_Work to complete_: Rewrite the passage on heart bypass surgery from "The bypass graft" up to and including "cells with oxygen).", substituting "cardiopulmonary bypass machine" for "heart-lung machine".

_Given passage_:
=-=-=

The bypass graft for a CABG can be a vein from the leg
or an inner chest wall artery. CABG surgery is performed
about 350,000 times annually in the United States, making
it one of the most commonly performed major operations.
Bypass,
cardiopulmonary: Bypass of the heart and lungs as, for
example, in open heart surgery. Blood returning to the
heart is diverted through a heart-lung machine (a pump-oxygenator)
before returning it to the arterial circulation. The
machine does the work both of the heart (pump blood)
and the lungs (supply red blood cells with oxygen).

=-=-=

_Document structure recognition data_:
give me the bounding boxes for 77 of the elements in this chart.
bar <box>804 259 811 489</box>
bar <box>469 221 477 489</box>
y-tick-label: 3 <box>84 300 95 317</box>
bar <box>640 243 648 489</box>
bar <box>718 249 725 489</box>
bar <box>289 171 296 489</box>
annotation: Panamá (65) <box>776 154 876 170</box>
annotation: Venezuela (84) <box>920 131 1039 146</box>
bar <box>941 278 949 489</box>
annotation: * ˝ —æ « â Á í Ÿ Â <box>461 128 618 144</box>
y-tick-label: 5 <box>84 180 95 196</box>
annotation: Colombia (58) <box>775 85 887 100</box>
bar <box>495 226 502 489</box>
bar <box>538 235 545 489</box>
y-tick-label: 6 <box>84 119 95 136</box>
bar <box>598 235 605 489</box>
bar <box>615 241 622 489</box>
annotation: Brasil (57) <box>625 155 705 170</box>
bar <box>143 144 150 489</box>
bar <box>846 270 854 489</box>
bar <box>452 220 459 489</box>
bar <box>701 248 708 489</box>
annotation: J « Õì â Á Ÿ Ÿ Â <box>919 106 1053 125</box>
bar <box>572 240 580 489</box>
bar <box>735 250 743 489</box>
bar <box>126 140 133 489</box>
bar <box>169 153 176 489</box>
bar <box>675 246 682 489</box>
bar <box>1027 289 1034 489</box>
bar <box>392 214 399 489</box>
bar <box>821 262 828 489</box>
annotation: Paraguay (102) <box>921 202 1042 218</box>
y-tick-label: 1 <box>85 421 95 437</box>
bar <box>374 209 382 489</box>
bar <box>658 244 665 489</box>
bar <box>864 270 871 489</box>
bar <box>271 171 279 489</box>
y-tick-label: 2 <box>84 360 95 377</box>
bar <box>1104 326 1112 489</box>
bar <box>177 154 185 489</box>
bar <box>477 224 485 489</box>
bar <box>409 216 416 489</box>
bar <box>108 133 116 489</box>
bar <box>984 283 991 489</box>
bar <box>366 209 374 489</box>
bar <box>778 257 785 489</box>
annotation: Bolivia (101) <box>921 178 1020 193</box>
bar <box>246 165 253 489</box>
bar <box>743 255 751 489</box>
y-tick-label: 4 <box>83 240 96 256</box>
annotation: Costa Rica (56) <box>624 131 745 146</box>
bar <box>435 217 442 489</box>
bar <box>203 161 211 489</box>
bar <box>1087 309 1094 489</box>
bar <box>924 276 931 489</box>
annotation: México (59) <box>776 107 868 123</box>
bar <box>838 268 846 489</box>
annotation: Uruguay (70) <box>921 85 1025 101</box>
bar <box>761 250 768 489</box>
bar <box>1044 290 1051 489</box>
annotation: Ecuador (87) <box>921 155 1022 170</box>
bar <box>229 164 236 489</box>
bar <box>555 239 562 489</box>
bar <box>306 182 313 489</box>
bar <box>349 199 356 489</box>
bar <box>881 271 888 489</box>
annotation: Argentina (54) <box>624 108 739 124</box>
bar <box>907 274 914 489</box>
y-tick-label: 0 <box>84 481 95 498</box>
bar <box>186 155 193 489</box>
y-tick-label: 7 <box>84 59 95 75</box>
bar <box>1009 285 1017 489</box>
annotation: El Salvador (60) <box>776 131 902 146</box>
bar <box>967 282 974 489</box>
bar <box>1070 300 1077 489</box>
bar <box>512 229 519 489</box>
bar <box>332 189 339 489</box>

=-=-=

_Exercise result_:
The bypass graft for a CABG can be a vein from the leg
or an inner chest wall artery. CABG surgery is performed
about 350,000 times annually in the United States, making
it one of the most commonly performed major operations.
Bypass,
cardiopulmonary: Bypass of the heart and lungs as, for
example, in open heart surgery. Blood returning to the
heart is diverted through a cardiopulmonary bypass machine (a pump-oxygenator)
before returning it to the arterial circulation. The
machine does the work both of the heart (pump blood)
and the lungs (supply red blood cells with oxygen).